• **SUPPLIED TEXT**

-----

- Conference: Ivy League
- Record: 5–4 (4–3 Ivy)
- Head coach: Bob Blackman (6th season);
- Captain: Kenneth DeHaven
- Home stadium: Memorial Field

= 1960 Dartmouth Indians football team =

American college football season

The 1960 Dartmouth Indians football team was an American football team that represented Dartmouth College during the 1960 college football season. Dartmouth tied for third in the Ivy League.

In their sixth season under head coach Bob Blackman, the Indians compiled a 5–4 record and outscored opponents 98 to 66. Kenneth DeHaven was the team captain.

The Indians' 4–3 conference record tied for third-best in the Ivy League standings. They outscored Ivy opponents 83 to 51.

Dartmouth played its home games at Memorial Field on the college campus in Hanover, New Hampshire.

-----

• **WRITTEN REQUEST A**
Can you sum up the article on the 1960 Dartmouth Indians in two sentences?
• **WRITTEN REQUEST B**
Turn the paragraph of the article on the 1960 Dartmouth Indians that begins "In their sixth season" into a short bulleted list that keeps its main facts.
• **WRITTEN REQUEST C**
Using the article on the 1960 Dartmouth Indians, what are the answers to these questions?
(i) What was the team's score total against Ivy opponents?
(ii) Where did Dartmouth play its home games?
(iii) Who was the team captain?

• **SOURCE MATERIAL**

-----

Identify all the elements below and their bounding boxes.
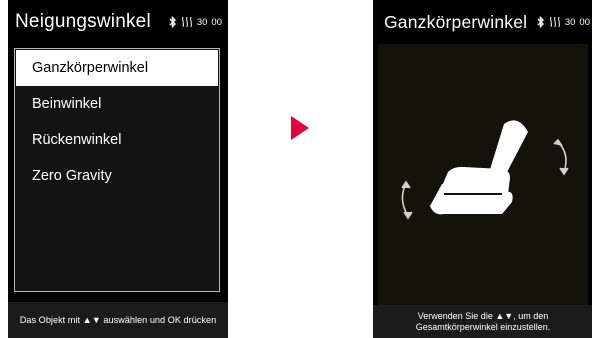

-----

• **COMPLETE RESPONSE A**
The 1960 Dartmouth Indians represented Dartmouth College in college football. In their sixth season under head coach Bob Blackman, they went 5–4 overall and 4–3 in the Ivy League, tying for third in the conference.

• **COMPLETE RESPONSE B**
- Sixth season under head coach Bob Blackman
- Overall record: 5–4
- Points: 98 scored, 66 allowed
- Team captain: Kenneth DeHaven

• **COMPLETE RESPONSE C**
(i) The Indians outscored Ivy opponents 83 to 51.
(ii) At Memorial Field, on the college campus in Hanover, New Hampshire.
(iii) Kenneth DeHaven.